Goal of the exercise |
Reproduce the records below word for word, keeping every line unchanged.

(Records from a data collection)
################
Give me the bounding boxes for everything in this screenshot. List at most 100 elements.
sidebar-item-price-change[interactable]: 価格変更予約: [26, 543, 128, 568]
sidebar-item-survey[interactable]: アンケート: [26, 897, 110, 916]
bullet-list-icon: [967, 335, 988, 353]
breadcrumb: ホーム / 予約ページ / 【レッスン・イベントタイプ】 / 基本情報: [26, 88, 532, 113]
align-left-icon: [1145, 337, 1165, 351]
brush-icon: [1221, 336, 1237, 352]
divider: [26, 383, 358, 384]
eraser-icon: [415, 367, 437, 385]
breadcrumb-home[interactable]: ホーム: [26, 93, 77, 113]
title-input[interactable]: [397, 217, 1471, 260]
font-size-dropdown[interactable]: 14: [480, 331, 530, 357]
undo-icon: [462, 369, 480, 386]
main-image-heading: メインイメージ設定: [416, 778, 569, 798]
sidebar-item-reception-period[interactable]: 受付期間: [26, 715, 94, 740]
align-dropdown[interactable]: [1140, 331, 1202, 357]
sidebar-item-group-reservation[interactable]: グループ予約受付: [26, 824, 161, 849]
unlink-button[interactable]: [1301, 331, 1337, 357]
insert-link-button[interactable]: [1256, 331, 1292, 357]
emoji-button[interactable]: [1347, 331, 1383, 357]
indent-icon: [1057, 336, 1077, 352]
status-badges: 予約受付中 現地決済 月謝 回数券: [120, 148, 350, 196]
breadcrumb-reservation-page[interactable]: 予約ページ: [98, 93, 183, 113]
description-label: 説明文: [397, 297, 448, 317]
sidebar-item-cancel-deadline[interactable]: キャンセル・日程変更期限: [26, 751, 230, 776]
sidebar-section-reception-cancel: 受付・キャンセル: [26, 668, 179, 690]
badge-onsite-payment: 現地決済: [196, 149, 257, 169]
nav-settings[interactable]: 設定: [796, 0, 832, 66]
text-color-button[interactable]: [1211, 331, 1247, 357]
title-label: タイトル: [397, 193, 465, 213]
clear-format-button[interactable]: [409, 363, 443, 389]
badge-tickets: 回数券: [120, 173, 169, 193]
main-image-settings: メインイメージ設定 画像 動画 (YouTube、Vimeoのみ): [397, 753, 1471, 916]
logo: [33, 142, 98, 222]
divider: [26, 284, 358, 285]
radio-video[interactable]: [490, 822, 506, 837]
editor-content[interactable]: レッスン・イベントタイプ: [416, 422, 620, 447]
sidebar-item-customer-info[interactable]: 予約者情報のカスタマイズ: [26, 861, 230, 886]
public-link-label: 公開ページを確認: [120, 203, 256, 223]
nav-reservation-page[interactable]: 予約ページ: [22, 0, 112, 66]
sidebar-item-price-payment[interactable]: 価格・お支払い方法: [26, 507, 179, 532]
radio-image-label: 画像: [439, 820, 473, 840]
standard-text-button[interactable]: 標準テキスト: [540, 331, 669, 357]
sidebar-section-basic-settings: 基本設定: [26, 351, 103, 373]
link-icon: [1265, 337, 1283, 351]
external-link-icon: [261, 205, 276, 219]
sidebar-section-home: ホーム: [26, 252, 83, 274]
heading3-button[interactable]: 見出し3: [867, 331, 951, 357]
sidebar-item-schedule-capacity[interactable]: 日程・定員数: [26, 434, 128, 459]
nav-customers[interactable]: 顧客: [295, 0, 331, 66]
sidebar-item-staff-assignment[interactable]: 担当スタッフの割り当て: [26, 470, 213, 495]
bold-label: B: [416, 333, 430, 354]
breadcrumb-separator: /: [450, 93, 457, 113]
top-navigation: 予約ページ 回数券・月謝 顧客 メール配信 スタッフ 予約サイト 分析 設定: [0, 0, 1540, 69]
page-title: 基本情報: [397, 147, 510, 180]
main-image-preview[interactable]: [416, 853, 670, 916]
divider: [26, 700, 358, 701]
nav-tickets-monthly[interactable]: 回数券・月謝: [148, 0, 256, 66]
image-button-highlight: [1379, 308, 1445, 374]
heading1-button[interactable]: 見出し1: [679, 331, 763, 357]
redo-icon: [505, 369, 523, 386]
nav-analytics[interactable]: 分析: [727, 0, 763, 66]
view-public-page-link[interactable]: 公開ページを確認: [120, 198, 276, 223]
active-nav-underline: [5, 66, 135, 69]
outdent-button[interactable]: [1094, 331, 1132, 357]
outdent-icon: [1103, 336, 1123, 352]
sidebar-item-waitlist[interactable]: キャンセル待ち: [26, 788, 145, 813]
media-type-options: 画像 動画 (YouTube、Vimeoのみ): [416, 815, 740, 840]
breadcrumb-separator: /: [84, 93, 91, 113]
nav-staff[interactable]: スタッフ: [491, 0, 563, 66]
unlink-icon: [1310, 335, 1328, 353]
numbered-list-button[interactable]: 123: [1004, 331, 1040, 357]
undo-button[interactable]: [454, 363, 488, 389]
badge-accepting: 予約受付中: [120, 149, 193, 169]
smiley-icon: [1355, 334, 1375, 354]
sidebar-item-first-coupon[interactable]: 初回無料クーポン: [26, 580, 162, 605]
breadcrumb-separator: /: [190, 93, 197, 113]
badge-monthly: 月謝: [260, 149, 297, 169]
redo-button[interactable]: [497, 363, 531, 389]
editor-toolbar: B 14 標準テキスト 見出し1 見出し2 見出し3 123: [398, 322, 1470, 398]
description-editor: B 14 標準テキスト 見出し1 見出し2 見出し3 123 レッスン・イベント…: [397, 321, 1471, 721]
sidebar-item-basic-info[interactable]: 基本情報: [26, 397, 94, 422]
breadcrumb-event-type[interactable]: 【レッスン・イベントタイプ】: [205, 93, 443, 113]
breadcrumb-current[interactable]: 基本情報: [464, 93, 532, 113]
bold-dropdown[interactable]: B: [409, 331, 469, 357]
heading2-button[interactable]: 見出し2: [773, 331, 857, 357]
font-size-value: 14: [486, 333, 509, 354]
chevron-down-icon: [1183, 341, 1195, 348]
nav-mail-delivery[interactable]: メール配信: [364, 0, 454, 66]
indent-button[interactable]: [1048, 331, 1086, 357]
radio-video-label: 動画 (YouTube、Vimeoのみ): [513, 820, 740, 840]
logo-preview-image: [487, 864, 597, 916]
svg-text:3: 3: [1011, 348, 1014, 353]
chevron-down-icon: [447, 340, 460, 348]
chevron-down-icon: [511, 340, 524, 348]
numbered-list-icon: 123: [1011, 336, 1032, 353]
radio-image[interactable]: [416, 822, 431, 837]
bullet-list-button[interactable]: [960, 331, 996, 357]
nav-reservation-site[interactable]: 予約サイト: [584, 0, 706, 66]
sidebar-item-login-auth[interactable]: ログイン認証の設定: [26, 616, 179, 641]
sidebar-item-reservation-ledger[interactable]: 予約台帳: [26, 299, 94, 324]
################
Completed exercise |
Give me the bounding boxes for everything in this screenshot. List at most 100 elements.
sidebar-item-price-change[interactable]: 価格変更予約: [26, 543, 128, 568]
sidebar-item-survey[interactable]: アンケート: [26, 897, 110, 916]
bullet-list-icon: [967, 335, 988, 353]
breadcrumb: ホーム / 予約ページ / 【レッスン・イベントタイプ】 / 基本情報: [26, 88, 532, 113]
align-left-icon: [1145, 337, 1165, 351]
brush-icon: [1221, 336, 1237, 352]
divider: [26, 383, 358, 384]
eraser-icon: [415, 367, 437, 385]
breadcrumb-home[interactable]: ホーム: [26, 93, 77, 113]
title-input[interactable]: [397, 217, 1471, 260]
font-size-dropdown[interactable]: 14: [480, 331, 530, 357]
undo-icon: [462, 369, 480, 386]
main-image-heading: メインイメージ設定: [416, 778, 569, 798]
sidebar-item-reception-period[interactable]: 受付期間: [26, 715, 94, 740]
align-dropdown[interactable]: [1140, 331, 1202, 357]
sidebar-item-group-reservation[interactable]: グループ予約受付: [26, 824, 161, 849]
unlink-button[interactable]: [1301, 331, 1337, 357]
insert-link-button[interactable]: [1256, 331, 1292, 357]
emoji-button[interactable]: [1347, 331, 1383, 357]
indent-icon: [1057, 336, 1077, 352]
status-badges: 予約受付中 現地決済 月謝 回数券: [120, 148, 350, 196]
breadcrumb-reservation-page[interactable]: 予約ページ: [98, 93, 183, 113]
description-label: 説明文: [397, 297, 448, 317]
sidebar-item-cancel-deadline[interactable]: キャンセル・日程変更期限: [26, 751, 230, 776]
sidebar-section-reception-cancel: 受付・キャンセル: [26, 668, 179, 690]
badge-onsite-payment: 現地決済: [196, 149, 257, 169]
nav-settings[interactable]: 設定: [796, 0, 832, 66]
text-color-button[interactable]: [1211, 331, 1247, 357]
title-label: タイトル: [397, 193, 465, 213]
clear-format-button[interactable]: [409, 363, 443, 389]
badge-tickets: 回数券: [120, 173, 169, 193]
main-image-settings: メインイメージ設定 画像 動画 (YouTube、Vimeoのみ): [397, 753, 1471, 916]
logo: [33, 142, 98, 222]
divider: [26, 284, 358, 285]
radio-video[interactable]: [490, 822, 506, 837]
editor-content[interactable]: レッスン・イベントタイプ: [416, 422, 620, 447]
sidebar-item-customer-info[interactable]: 予約者情報のカスタマイズ: [26, 861, 230, 886]
public-link-label: 公開ページを確認: [120, 203, 256, 223]
nav-reservation-page[interactable]: 予約ページ: [22, 0, 112, 66]
sidebar-item-price-payment[interactable]: 価格・お支払い方法: [26, 507, 179, 532]
radio-image-label: 画像: [439, 820, 473, 840]
standard-text-button[interactable]: 標準テキスト: [540, 331, 669, 357]
sidebar-section-basic-settings: 基本設定: [26, 351, 103, 373]
link-icon: [1265, 337, 1283, 351]
external-link-icon: [261, 205, 276, 219]
sidebar-section-home: ホーム: [26, 252, 83, 274]
heading3-button[interactable]: 見出し3: [867, 331, 951, 357]
sidebar-item-schedule-capacity[interactable]: 日程・定員数: [26, 434, 128, 459]
nav-customers[interactable]: 顧客: [295, 0, 331, 66]
sidebar-item-staff-assignment[interactable]: 担当スタッフの割り当て: [26, 470, 213, 495]
bold-label: B: [416, 333, 430, 354]
breadcrumb-separator: /: [450, 93, 457, 113]
top-navigation: 予約ページ 回数券・月謝 顧客 メール配信 スタッフ 予約サイト 分析 設定: [0, 0, 1540, 69]
page-title: 基本情報: [397, 147, 510, 180]
main-image-preview[interactable]: [416, 853, 670, 916]
divider: [26, 700, 358, 701]
nav-tickets-monthly[interactable]: 回数券・月謝: [148, 0, 256, 66]
image-button-highlight: [1379, 308, 1445, 374]
heading1-button[interactable]: 見出し1: [679, 331, 763, 357]
redo-icon: [505, 369, 523, 386]
nav-analytics[interactable]: 分析: [727, 0, 763, 66]
view-public-page-link[interactable]: 公開ページを確認: [120, 198, 276, 223]
active-nav-underline: [5, 66, 135, 69]
outdent-button[interactable]: [1094, 331, 1132, 357]
outdent-icon: [1103, 336, 1123, 352]
sidebar-item-waitlist[interactable]: キャンセル待ち: [26, 788, 145, 813]
media-type-options: 画像 動画 (YouTube、Vimeoのみ): [416, 815, 740, 840]
breadcrumb-separator: /: [84, 93, 91, 113]
nav-staff[interactable]: スタッフ: [491, 0, 563, 66]
unlink-icon: [1310, 335, 1328, 353]
numbered-list-button[interactable]: 123: [1004, 331, 1040, 357]
undo-button[interactable]: [454, 363, 488, 389]
badge-accepting: 予約受付中: [120, 149, 193, 169]
smiley-icon: [1355, 334, 1375, 354]
sidebar-item-first-coupon[interactable]: 初回無料クーポン: [26, 580, 162, 605]
breadcrumb-separator: /: [190, 93, 197, 113]
badge-monthly: 月謝: [260, 149, 297, 169]
redo-button[interactable]: [497, 363, 531, 389]
editor-toolbar: B 14 標準テキスト 見出し1 見出し2 見出し3 123: [398, 322, 1470, 398]
description-editor: B 14 標準テキスト 見出し1 見出し2 見出し3 123 レッスン・イベント…: [397, 321, 1471, 721]
sidebar-item-basic-info[interactable]: 基本情報: [26, 397, 94, 422]
breadcrumb-event-type[interactable]: 【レッスン・イベントタイプ】: [205, 93, 443, 113]
breadcrumb-current[interactable]: 基本情報: [464, 93, 532, 113]
bold-dropdown[interactable]: B: [409, 331, 469, 357]
heading2-button[interactable]: 見出し2: [773, 331, 857, 357]
font-size-value: 14: [486, 333, 509, 354]
chevron-down-icon: [1183, 341, 1195, 348]
nav-mail-delivery[interactable]: メール配信: [364, 0, 454, 66]
indent-button[interactable]: [1048, 331, 1086, 357]
radio-video-label: 動画 (YouTube、Vimeoのみ): [513, 820, 740, 840]
logo-preview-image: [487, 864, 597, 916]
svg-text:3: 3: [1011, 348, 1014, 353]
chevron-down-icon: [447, 340, 460, 348]
chevron-down-icon: [511, 340, 524, 348]
numbered-list-icon: 123: [1011, 336, 1032, 353]
radio-image[interactable]: [416, 822, 431, 837]
bullet-list-button[interactable]: [960, 331, 996, 357]
nav-reservation-site[interactable]: 予約サイト: [584, 0, 706, 66]
sidebar-item-login-auth[interactable]: ログイン認証の設定: [26, 616, 179, 641]
sidebar-item-reservation-ledger[interactable]: 予約台帳: [26, 299, 94, 324]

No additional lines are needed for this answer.